*** Listed entries ***

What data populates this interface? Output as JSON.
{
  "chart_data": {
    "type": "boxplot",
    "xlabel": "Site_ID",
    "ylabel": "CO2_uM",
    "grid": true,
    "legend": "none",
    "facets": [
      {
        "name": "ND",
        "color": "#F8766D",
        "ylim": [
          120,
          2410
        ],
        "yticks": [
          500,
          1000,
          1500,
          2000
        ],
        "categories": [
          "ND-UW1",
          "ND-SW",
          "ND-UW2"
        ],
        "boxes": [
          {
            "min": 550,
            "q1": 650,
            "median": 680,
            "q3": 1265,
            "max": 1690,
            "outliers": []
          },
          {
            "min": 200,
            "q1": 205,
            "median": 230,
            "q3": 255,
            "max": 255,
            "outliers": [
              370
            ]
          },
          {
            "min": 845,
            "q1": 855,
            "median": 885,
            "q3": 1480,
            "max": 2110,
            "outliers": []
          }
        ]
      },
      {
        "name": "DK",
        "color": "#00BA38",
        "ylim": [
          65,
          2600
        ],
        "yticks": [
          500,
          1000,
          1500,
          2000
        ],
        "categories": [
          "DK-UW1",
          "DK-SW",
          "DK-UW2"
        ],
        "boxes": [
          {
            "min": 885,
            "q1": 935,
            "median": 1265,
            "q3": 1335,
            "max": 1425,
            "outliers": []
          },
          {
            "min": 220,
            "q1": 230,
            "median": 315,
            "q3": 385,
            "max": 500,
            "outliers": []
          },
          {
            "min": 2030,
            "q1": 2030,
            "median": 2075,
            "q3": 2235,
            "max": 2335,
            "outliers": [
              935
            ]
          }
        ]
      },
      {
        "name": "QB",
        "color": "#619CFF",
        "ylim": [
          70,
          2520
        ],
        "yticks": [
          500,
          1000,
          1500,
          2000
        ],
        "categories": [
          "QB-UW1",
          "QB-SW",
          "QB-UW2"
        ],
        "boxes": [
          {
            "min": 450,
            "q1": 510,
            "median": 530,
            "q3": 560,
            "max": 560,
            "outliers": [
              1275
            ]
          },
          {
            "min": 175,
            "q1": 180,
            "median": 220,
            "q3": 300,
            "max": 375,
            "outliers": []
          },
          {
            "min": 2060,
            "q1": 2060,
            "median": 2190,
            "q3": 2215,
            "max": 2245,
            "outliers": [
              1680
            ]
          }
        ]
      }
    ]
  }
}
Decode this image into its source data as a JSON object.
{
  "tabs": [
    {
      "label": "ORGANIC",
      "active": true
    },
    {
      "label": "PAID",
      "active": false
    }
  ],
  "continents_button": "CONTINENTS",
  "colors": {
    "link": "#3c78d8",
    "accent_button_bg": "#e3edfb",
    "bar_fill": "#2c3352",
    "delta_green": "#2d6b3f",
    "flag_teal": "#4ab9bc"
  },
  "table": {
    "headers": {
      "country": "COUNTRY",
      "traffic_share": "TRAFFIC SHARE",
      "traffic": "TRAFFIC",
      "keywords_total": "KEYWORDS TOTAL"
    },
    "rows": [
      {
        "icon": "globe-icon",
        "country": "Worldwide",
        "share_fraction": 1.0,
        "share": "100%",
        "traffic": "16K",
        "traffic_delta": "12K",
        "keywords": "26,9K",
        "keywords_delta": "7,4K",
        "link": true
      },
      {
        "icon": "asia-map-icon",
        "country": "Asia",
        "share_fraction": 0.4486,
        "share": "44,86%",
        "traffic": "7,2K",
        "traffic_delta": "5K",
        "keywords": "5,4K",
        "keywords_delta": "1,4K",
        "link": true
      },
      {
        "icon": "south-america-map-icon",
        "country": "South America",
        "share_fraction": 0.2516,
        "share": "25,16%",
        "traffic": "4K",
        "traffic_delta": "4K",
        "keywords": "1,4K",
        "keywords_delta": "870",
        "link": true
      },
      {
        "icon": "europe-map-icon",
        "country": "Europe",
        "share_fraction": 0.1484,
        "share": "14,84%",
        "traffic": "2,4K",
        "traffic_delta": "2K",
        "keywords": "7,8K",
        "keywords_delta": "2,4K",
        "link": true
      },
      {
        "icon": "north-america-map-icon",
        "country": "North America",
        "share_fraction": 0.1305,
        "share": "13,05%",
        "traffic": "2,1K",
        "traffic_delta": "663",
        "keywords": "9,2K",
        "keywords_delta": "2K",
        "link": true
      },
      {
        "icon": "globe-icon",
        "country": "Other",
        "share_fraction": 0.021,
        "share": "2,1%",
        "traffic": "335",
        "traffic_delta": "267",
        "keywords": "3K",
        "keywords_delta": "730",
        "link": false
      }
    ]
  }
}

***

**Task requirements**. Report only how many lines in the listing contain the string "median".

**Full solution**. 9